**Exercise directions:**
Rewrite the data below with every "item-line" changed to "text-line" and nothing else altered.

**Material shown:**
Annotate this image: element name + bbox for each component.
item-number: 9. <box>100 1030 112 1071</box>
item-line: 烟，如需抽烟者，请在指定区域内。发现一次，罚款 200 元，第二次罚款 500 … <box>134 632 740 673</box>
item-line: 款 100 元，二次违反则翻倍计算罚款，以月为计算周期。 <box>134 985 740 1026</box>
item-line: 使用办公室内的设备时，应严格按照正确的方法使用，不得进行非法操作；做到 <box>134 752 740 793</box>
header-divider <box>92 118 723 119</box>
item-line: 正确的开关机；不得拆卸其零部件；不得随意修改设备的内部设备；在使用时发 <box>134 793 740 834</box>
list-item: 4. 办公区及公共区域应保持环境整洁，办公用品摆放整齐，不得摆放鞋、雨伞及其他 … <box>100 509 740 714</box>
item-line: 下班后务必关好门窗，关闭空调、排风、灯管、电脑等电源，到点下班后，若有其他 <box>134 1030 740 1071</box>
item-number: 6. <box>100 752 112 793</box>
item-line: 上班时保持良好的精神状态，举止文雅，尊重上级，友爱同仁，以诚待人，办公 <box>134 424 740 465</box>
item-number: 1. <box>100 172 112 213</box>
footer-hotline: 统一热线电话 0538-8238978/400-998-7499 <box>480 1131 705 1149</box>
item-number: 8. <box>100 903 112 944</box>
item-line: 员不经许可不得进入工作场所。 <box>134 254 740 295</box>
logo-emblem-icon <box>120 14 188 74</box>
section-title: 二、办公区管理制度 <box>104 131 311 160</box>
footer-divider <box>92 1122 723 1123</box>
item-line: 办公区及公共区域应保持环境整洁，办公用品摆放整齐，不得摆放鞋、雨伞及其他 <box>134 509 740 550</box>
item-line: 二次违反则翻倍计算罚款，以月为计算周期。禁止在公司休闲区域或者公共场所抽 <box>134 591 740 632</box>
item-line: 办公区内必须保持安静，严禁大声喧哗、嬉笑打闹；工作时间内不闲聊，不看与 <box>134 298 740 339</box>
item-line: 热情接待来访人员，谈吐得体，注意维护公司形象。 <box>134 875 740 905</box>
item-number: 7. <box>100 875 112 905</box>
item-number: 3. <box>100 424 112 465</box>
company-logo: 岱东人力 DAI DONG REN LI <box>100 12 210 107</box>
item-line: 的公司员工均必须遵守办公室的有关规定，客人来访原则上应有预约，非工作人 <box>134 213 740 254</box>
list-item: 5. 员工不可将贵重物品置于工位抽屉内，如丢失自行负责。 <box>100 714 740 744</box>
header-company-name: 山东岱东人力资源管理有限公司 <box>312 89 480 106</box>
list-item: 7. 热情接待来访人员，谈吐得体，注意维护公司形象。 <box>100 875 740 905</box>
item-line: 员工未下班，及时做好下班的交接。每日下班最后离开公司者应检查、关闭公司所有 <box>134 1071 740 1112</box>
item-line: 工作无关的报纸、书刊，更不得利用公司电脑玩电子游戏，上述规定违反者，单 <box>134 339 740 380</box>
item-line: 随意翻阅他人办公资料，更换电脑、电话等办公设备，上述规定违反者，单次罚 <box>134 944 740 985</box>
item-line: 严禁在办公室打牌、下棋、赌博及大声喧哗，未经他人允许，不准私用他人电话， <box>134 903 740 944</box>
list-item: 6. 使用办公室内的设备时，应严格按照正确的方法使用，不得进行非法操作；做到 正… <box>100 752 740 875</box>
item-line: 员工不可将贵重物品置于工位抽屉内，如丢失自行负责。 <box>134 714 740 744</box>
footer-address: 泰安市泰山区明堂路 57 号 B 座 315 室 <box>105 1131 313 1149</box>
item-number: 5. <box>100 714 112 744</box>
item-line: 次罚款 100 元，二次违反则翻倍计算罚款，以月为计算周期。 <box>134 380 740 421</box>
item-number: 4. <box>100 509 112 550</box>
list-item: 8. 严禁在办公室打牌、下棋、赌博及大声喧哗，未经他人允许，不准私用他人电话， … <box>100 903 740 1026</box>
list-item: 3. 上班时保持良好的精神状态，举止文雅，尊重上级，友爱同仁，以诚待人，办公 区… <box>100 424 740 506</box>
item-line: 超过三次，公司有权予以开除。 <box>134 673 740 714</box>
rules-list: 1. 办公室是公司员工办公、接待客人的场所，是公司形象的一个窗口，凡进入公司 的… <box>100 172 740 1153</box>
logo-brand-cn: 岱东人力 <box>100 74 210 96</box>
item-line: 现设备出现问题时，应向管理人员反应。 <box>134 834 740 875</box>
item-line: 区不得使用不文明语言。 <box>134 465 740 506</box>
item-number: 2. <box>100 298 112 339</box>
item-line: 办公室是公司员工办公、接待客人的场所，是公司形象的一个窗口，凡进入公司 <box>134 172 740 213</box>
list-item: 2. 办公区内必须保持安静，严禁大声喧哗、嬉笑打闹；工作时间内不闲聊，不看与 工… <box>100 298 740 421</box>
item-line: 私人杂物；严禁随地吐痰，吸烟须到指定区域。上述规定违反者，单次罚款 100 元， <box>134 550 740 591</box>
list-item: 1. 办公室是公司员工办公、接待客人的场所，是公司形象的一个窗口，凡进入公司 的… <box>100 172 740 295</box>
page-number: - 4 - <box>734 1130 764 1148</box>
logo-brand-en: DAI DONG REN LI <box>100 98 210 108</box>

**Final answer:**
Annotate this image: element name + bbox for each component.
item-number: 9. <box>100 1030 112 1071</box>
text-line: 烟，如需抽烟者，请在指定区域内。发现一次，罚款 200 元，第二次罚款 500 … <box>134 632 740 673</box>
text-line: 款 100 元，二次违反则翻倍计算罚款，以月为计算周期。 <box>134 985 740 1026</box>
text-line: 使用办公室内的设备时，应严格按照正确的方法使用，不得进行非法操作；做到 <box>134 752 740 793</box>
header-divider <box>92 118 723 119</box>
text-line: 正确的开关机；不得拆卸其零部件；不得随意修改设备的内部设备；在使用时发 <box>134 793 740 834</box>
list-item: 4. 办公区及公共区域应保持环境整洁，办公用品摆放整齐，不得摆放鞋、雨伞及其他 … <box>100 509 740 714</box>
text-line: 下班后务必关好门窗，关闭空调、排风、灯管、电脑等电源，到点下班后，若有其他 <box>134 1030 740 1071</box>
item-number: 6. <box>100 752 112 793</box>
text-line: 上班时保持良好的精神状态，举止文雅，尊重上级，友爱同仁，以诚待人，办公 <box>134 424 740 465</box>
item-number: 1. <box>100 172 112 213</box>
footer-hotline: 统一热线电话 0538-8238978/400-998-7499 <box>480 1131 705 1149</box>
item-number: 8. <box>100 903 112 944</box>
text-line: 员不经许可不得进入工作场所。 <box>134 254 740 295</box>
logo-emblem-icon <box>120 14 188 74</box>
section-title: 二、办公区管理制度 <box>104 131 311 160</box>
footer-divider <box>92 1122 723 1123</box>
text-line: 办公区及公共区域应保持环境整洁，办公用品摆放整齐，不得摆放鞋、雨伞及其他 <box>134 509 740 550</box>
text-line: 二次违反则翻倍计算罚款，以月为计算周期。禁止在公司休闲区域或者公共场所抽 <box>134 591 740 632</box>
text-line: 办公区内必须保持安静，严禁大声喧哗、嬉笑打闹；工作时间内不闲聊，不看与 <box>134 298 740 339</box>
text-line: 热情接待来访人员，谈吐得体，注意维护公司形象。 <box>134 875 740 905</box>
item-number: 7. <box>100 875 112 905</box>
item-number: 3. <box>100 424 112 465</box>
company-logo: 岱东人力 DAI DONG REN LI <box>100 12 210 107</box>
text-line: 的公司员工均必须遵守办公室的有关规定，客人来访原则上应有预约，非工作人 <box>134 213 740 254</box>
list-item: 5. 员工不可将贵重物品置于工位抽屉内，如丢失自行负责。 <box>100 714 740 744</box>
header-company-name: 山东岱东人力资源管理有限公司 <box>312 89 480 106</box>
list-item: 7. 热情接待来访人员，谈吐得体，注意维护公司形象。 <box>100 875 740 905</box>
text-line: 员工未下班，及时做好下班的交接。每日下班最后离开公司者应检查、关闭公司所有 <box>134 1071 740 1112</box>
text-line: 工作无关的报纸、书刊，更不得利用公司电脑玩电子游戏，上述规定违反者，单 <box>134 339 740 380</box>
text-line: 随意翻阅他人办公资料，更换电脑、电话等办公设备，上述规定违反者，单次罚 <box>134 944 740 985</box>
text-line: 严禁在办公室打牌、下棋、赌博及大声喧哗，未经他人允许，不准私用他人电话， <box>134 903 740 944</box>
list-item: 6. 使用办公室内的设备时，应严格按照正确的方法使用，不得进行非法操作；做到 正… <box>100 752 740 875</box>
text-line: 员工不可将贵重物品置于工位抽屉内，如丢失自行负责。 <box>134 714 740 744</box>
footer-address: 泰安市泰山区明堂路 57 号 B 座 315 室 <box>105 1131 313 1149</box>
item-number: 5. <box>100 714 112 744</box>
text-line: 次罚款 100 元，二次违反则翻倍计算罚款，以月为计算周期。 <box>134 380 740 421</box>
item-number: 4. <box>100 509 112 550</box>
list-item: 8. 严禁在办公室打牌、下棋、赌博及大声喧哗，未经他人允许，不准私用他人电话， … <box>100 903 740 1026</box>
list-item: 3. 上班时保持良好的精神状态，举止文雅，尊重上级，友爱同仁，以诚待人，办公 区… <box>100 424 740 506</box>
text-line: 超过三次，公司有权予以开除。 <box>134 673 740 714</box>
rules-list: 1. 办公室是公司员工办公、接待客人的场所，是公司形象的一个窗口，凡进入公司 的… <box>100 172 740 1153</box>
logo-brand-cn: 岱东人力 <box>100 74 210 96</box>
text-line: 现设备出现问题时，应向管理人员反应。 <box>134 834 740 875</box>
text-line: 区不得使用不文明语言。 <box>134 465 740 506</box>
item-number: 2. <box>100 298 112 339</box>
text-line: 办公室是公司员工办公、接待客人的场所，是公司形象的一个窗口，凡进入公司 <box>134 172 740 213</box>
list-item: 2. 办公区内必须保持安静，严禁大声喧哗、嬉笑打闹；工作时间内不闲聊，不看与 工… <box>100 298 740 421</box>
text-line: 私人杂物；严禁随地吐痰，吸烟须到指定区域。上述规定违反者，单次罚款 100 元， <box>134 550 740 591</box>
list-item: 1. 办公室是公司员工办公、接待客人的场所，是公司形象的一个窗口，凡进入公司 的… <box>100 172 740 295</box>
page-number: - 4 - <box>734 1130 764 1148</box>
logo-brand-en: DAI DONG REN LI <box>100 98 210 108</box>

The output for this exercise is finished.